Instruction
Echo the lines below exactly, leaving the pictures out of your answer.

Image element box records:
========
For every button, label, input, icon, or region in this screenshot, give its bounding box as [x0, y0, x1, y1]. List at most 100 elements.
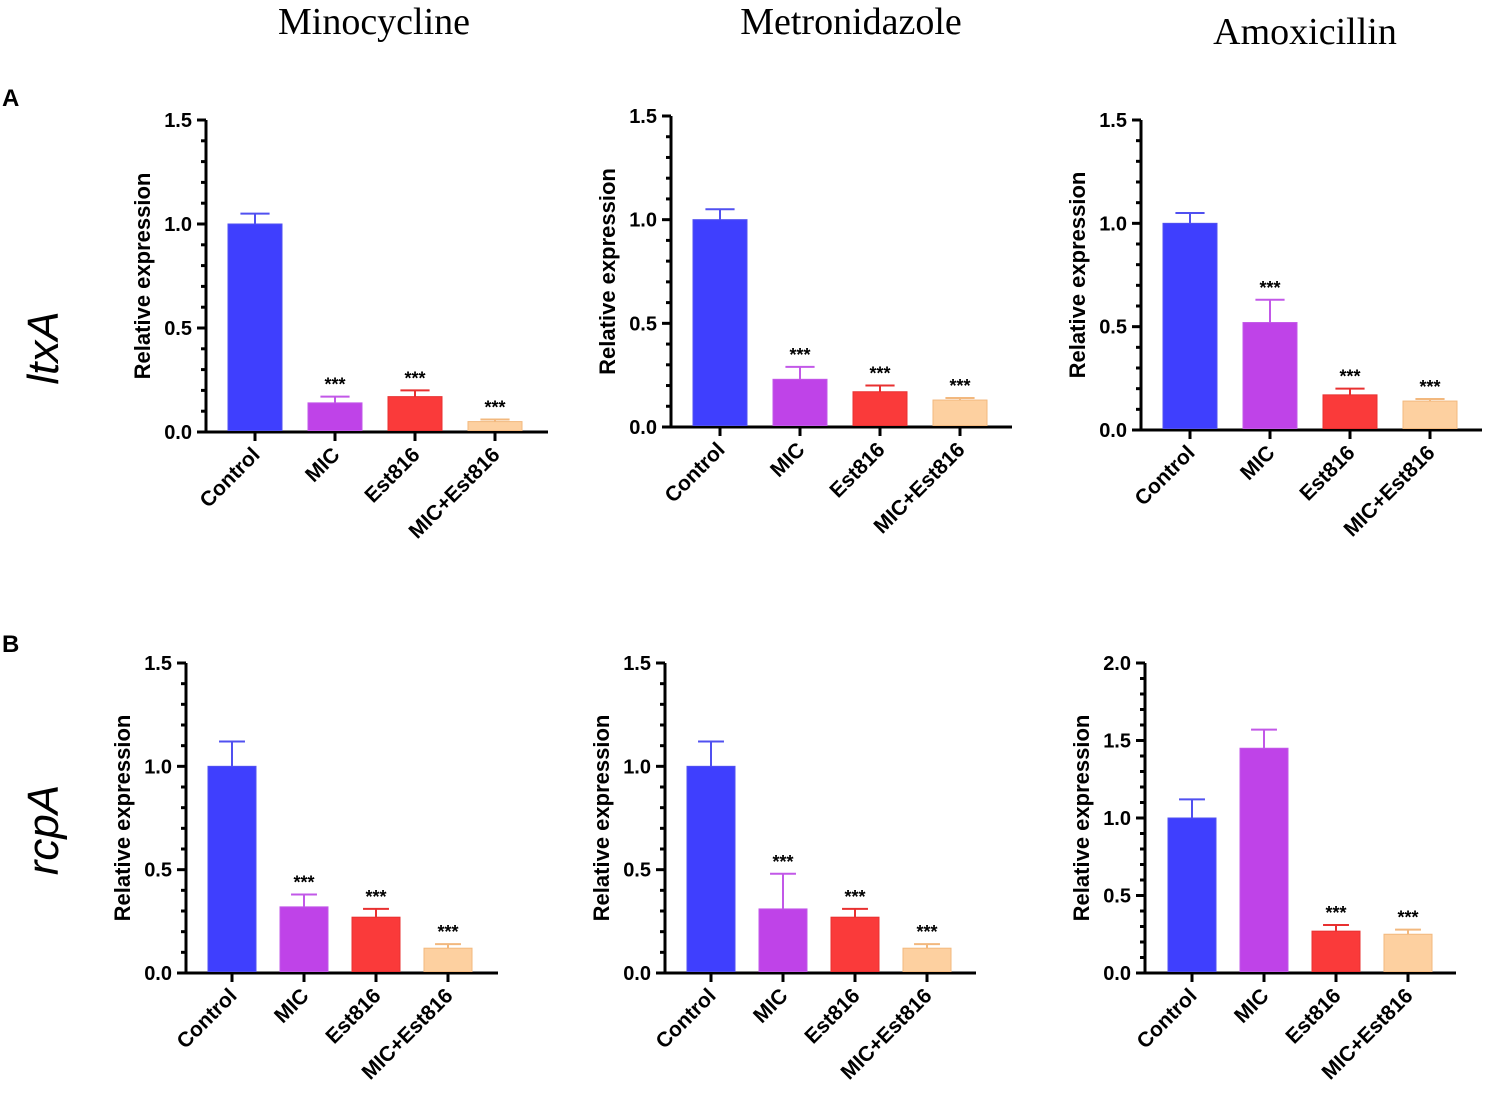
- significance-mic: ***: [293, 872, 314, 892]
- significance-mic-plus-est816: ***: [437, 922, 458, 942]
- y-tick-label: 0.0: [144, 963, 172, 985]
- category-label-mic: MIC: [301, 443, 344, 486]
- significance-mic: ***: [789, 345, 810, 365]
- category-label-est816: Est816: [825, 438, 889, 502]
- category-label-mic: MIC: [766, 438, 809, 481]
- significance-mic: ***: [1259, 278, 1280, 298]
- y-tick-label: 0.5: [629, 313, 657, 335]
- y-tick-label: 0.0: [164, 422, 192, 444]
- significance-est816: ***: [869, 364, 890, 384]
- y-tick-label: 1.0: [629, 210, 657, 232]
- y-tick-label: 1.0: [1103, 808, 1131, 830]
- panel-letter-b: B: [2, 631, 19, 658]
- y-tick-label: 0.0: [629, 417, 657, 439]
- bar-mic-plus-est816: [902, 947, 952, 973]
- bar-mic-plus-est816: [467, 421, 523, 432]
- panel-letter-a: A: [2, 85, 19, 112]
- bar-mic-plus-est816: [932, 399, 988, 426]
- chart-rcpa-metronidazole: 0.0 0.5 1.0 1.5 Relative expression Control **…: [589, 653, 976, 1084]
- bar-control: [1167, 817, 1217, 972]
- bar-control: [686, 765, 736, 972]
- y-tick-label: 0.5: [1099, 317, 1127, 339]
- bar-control: [207, 765, 257, 972]
- y-tick-label: 1.0: [164, 214, 192, 236]
- category-label-est816: Est816: [360, 443, 424, 507]
- category-label-est816: Est816: [1295, 441, 1359, 505]
- y-tick-label: 2.0: [1103, 653, 1131, 675]
- significance-mic-plus-est816: ***: [484, 398, 505, 418]
- category-label-mic: MIC: [270, 984, 313, 1027]
- y-tick-label: 1.0: [144, 756, 172, 778]
- row-label-ltxa: ltxA: [19, 311, 68, 384]
- significance-mic-plus-est816: ***: [1419, 377, 1440, 397]
- chart-rcpa-amoxicillin: 0.0 0.5 1.0 1.5 2.0 Relative expression Contro…: [1069, 653, 1456, 1084]
- y-axis-label: Relative expression: [595, 168, 620, 375]
- significance-est816: ***: [404, 368, 425, 388]
- category-label-control: Control: [172, 984, 241, 1053]
- category-label-mic: MIC: [1230, 984, 1273, 1027]
- bar-est816: [351, 916, 401, 973]
- significance-mic-plus-est816: ***: [1397, 908, 1418, 928]
- column-title-minocycline: Minocycline: [278, 1, 470, 43]
- bar-mic: [1242, 322, 1298, 429]
- chart-ltxa-amoxicillin: 0.0 0.5 1.0 1.5 Relative expression Control **…: [1065, 110, 1482, 541]
- y-tick-label: 0.0: [623, 963, 651, 985]
- chart-ltxa-minocycline: 0.0 0.5 1.0 1.5 Relative expression Control **…: [130, 110, 548, 543]
- chart-rcpa-minocycline: 0.0 0.5 1.0 1.5 Relative expression Control **…: [110, 653, 498, 1084]
- category-label-control: Control: [651, 984, 720, 1053]
- category-label-est816: Est816: [800, 984, 864, 1048]
- bar-mic-plus-est816: [423, 947, 473, 973]
- y-tick-label: 1.5: [1099, 110, 1127, 132]
- category-label-mic: MIC: [1236, 441, 1279, 484]
- y-tick-label: 0.0: [1103, 963, 1131, 985]
- y-tick-label: 1.5: [629, 106, 657, 128]
- y-tick-label: 1.5: [1103, 731, 1131, 753]
- category-label-est816: Est816: [321, 984, 385, 1048]
- bar-est816: [852, 391, 908, 426]
- y-tick-label: 0.5: [164, 318, 192, 340]
- bar-mic: [307, 402, 363, 432]
- bar-est816: [1322, 394, 1378, 430]
- bar-est816: [830, 916, 880, 973]
- category-label-control: Control: [1130, 441, 1199, 510]
- category-label-est816: Est816: [1281, 984, 1345, 1048]
- category-label-control: Control: [660, 438, 729, 507]
- bar-mic: [772, 378, 828, 426]
- significance-mic: ***: [324, 375, 345, 395]
- row-label-rcpa: rcpA: [19, 785, 68, 875]
- chart-ltxa-metronidazole: 0.0 0.5 1.0 1.5 Relative expression Control **…: [595, 106, 1012, 538]
- y-tick-label: 0.5: [623, 860, 651, 882]
- y-axis-label: Relative expression: [110, 715, 135, 922]
- y-tick-label: 1.5: [623, 653, 651, 675]
- bar-mic: [758, 908, 808, 973]
- bar-est816: [387, 396, 443, 432]
- bar-control: [1162, 222, 1218, 429]
- column-title-amoxicillin: Amoxicillin: [1213, 11, 1397, 53]
- y-tick-label: 0.5: [144, 860, 172, 882]
- y-tick-label: 0.5: [1103, 886, 1131, 908]
- y-tick-label: 0.0: [1099, 420, 1127, 442]
- bar-mic-plus-est816: [1402, 400, 1458, 430]
- column-title-metronidazole: Metronidazole: [740, 1, 962, 43]
- y-axis-label: Relative expression: [589, 715, 614, 922]
- bar-mic: [279, 906, 329, 972]
- y-tick-label: 1.5: [144, 653, 172, 675]
- significance-est816: ***: [365, 887, 386, 907]
- y-tick-label: 1.5: [164, 110, 192, 132]
- bar-mic: [1239, 747, 1289, 972]
- y-axis-label: Relative expression: [1069, 715, 1094, 922]
- y-axis-label: Relative expression: [1065, 172, 1090, 379]
- significance-est816: ***: [844, 887, 865, 907]
- y-tick-label: 1.0: [1099, 213, 1127, 235]
- y-tick-label: 1.0: [623, 756, 651, 778]
- significance-est816: ***: [1325, 903, 1346, 923]
- significance-est816: ***: [1339, 367, 1360, 387]
- y-axis-label: Relative expression: [130, 173, 155, 380]
- bar-mic-plus-est816: [1383, 933, 1433, 972]
- significance-mic-plus-est816: ***: [949, 376, 970, 396]
- category-label-mic: MIC: [749, 984, 792, 1027]
- category-label-control: Control: [195, 443, 264, 512]
- bar-control: [692, 219, 748, 426]
- bar-control: [227, 223, 283, 431]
========
Result below
For every button, label, input, icon, or region in this screenshot, give its bounding box as [x0, y0, x1, y1]. List at most 100 elements.
- significance-mic: ***: [293, 872, 314, 892]
- significance-mic-plus-est816: ***: [437, 922, 458, 942]
- y-tick-label: 0.0: [144, 963, 172, 985]
- category-label-mic: MIC: [301, 443, 344, 486]
- significance-mic: ***: [789, 345, 810, 365]
- category-label-est816: Est816: [825, 438, 889, 502]
- category-label-mic: MIC: [766, 438, 809, 481]
- significance-mic: ***: [1259, 278, 1280, 298]
- y-tick-label: 0.5: [629, 313, 657, 335]
- y-tick-label: 0.0: [164, 422, 192, 444]
- significance-est816: ***: [869, 364, 890, 384]
- y-tick-label: 1.0: [629, 210, 657, 232]
- y-tick-label: 1.0: [1103, 808, 1131, 830]
- panel-letter-b: B: [2, 631, 19, 658]
- y-tick-label: 0.0: [629, 417, 657, 439]
- bar-mic-plus-est816: [902, 947, 952, 973]
- bar-mic-plus-est816: [467, 421, 523, 432]
- panel-letter-a: A: [2, 85, 19, 112]
- bar-mic-plus-est816: [932, 399, 988, 426]
- chart-rcpa-metronidazole: 0.0 0.5 1.0 1.5 Relative expression Control **…: [589, 653, 976, 1084]
- bar-control: [1167, 817, 1217, 972]
- bar-control: [686, 765, 736, 972]
- y-tick-label: 0.5: [1099, 317, 1127, 339]
- bar-control: [207, 765, 257, 972]
- y-tick-label: 1.0: [164, 214, 192, 236]
- category-label-est816: Est816: [360, 443, 424, 507]
- category-label-est816: Est816: [1295, 441, 1359, 505]
- y-tick-label: 2.0: [1103, 653, 1131, 675]
- significance-mic-plus-est816: ***: [484, 398, 505, 418]
- category-label-mic: MIC: [270, 984, 313, 1027]
- y-tick-label: 1.0: [144, 756, 172, 778]
- row-label-ltxa: ltxA: [19, 311, 68, 384]
- significance-mic-plus-est816: ***: [1419, 377, 1440, 397]
- chart-rcpa-amoxicillin: 0.0 0.5 1.0 1.5 2.0 Relative expression Contro…: [1069, 653, 1456, 1084]
- y-axis-label: Relative expression: [595, 168, 620, 375]
- significance-est816: ***: [404, 368, 425, 388]
- category-label-control: Control: [172, 984, 241, 1053]
- category-label-mic: MIC: [1230, 984, 1273, 1027]
- bar-est816: [351, 916, 401, 973]
- significance-mic-plus-est816: ***: [1397, 908, 1418, 928]
- column-title-minocycline: Minocycline: [278, 1, 470, 43]
- bar-mic: [1242, 322, 1298, 429]
- chart-ltxa-amoxicillin: 0.0 0.5 1.0 1.5 Relative expression Control **…: [1065, 110, 1482, 541]
- y-tick-label: 0.0: [623, 963, 651, 985]
- chart-ltxa-minocycline: 0.0 0.5 1.0 1.5 Relative expression Control **…: [130, 110, 548, 543]
- chart-rcpa-minocycline: 0.0 0.5 1.0 1.5 Relative expression Control **…: [110, 653, 498, 1084]
- category-label-control: Control: [651, 984, 720, 1053]
- category-label-est816: Est816: [800, 984, 864, 1048]
- bar-mic-plus-est816: [423, 947, 473, 973]
- y-tick-label: 1.5: [1099, 110, 1127, 132]
- category-label-mic: MIC: [1236, 441, 1279, 484]
- y-tick-label: 0.0: [1103, 963, 1131, 985]
- y-tick-label: 1.5: [629, 106, 657, 128]
- y-tick-label: 1.5: [1103, 731, 1131, 753]
- category-label-est816: Est816: [321, 984, 385, 1048]
- bar-est816: [852, 391, 908, 426]
- y-tick-label: 0.5: [164, 318, 192, 340]
- bar-mic: [307, 402, 363, 432]
- bar-est816: [1322, 394, 1378, 430]
- bar-est816: [830, 916, 880, 973]
- category-label-control: Control: [1130, 441, 1199, 510]
- category-label-est816: Est816: [1281, 984, 1345, 1048]
- category-label-control: Control: [660, 438, 729, 507]
- bar-mic: [772, 378, 828, 426]
- significance-mic: ***: [324, 375, 345, 395]
- row-label-rcpa: rcpA: [19, 785, 68, 875]
- chart-ltxa-metronidazole: 0.0 0.5 1.0 1.5 Relative expression Control **…: [595, 106, 1012, 538]
- y-tick-label: 0.5: [623, 860, 651, 882]
- y-axis-label: Relative expression: [110, 715, 135, 922]
- y-tick-label: 1.5: [623, 653, 651, 675]
- bar-mic: [758, 908, 808, 973]
- bar-est816: [387, 396, 443, 432]
- bar-control: [1162, 222, 1218, 429]
- column-title-amoxicillin: Amoxicillin: [1213, 11, 1397, 53]
- y-tick-label: 0.5: [144, 860, 172, 882]
- y-tick-label: 0.5: [1103, 886, 1131, 908]
- y-tick-label: 0.0: [1099, 420, 1127, 442]
- bar-mic-plus-est816: [1402, 400, 1458, 430]
- column-title-metronidazole: Metronidazole: [740, 1, 962, 43]
- y-axis-label: Relative expression: [589, 715, 614, 922]
- bar-mic: [279, 906, 329, 972]
- y-tick-label: 1.5: [144, 653, 172, 675]
- significance-est816: ***: [365, 887, 386, 907]
- y-tick-label: 1.5: [164, 110, 192, 132]
- bar-mic: [1239, 747, 1289, 972]
- y-axis-label: Relative expression: [1069, 715, 1094, 922]
- y-axis-label: Relative expression: [1065, 172, 1090, 379]
- significance-est816: ***: [844, 887, 865, 907]
- y-tick-label: 1.0: [1099, 213, 1127, 235]
- y-tick-label: 1.0: [623, 756, 651, 778]
- significance-est816: ***: [1325, 903, 1346, 923]
- significance-est816: ***: [1339, 367, 1360, 387]
- y-axis-label: Relative expression: [130, 173, 155, 380]
- bar-mic-plus-est816: [1383, 933, 1433, 972]
- significance-mic-plus-est816: ***: [949, 376, 970, 396]
- category-label-mic: MIC: [749, 984, 792, 1027]
- category-label-control: Control: [195, 443, 264, 512]
- bar-control: [692, 219, 748, 426]
- bar-control: [227, 223, 283, 431]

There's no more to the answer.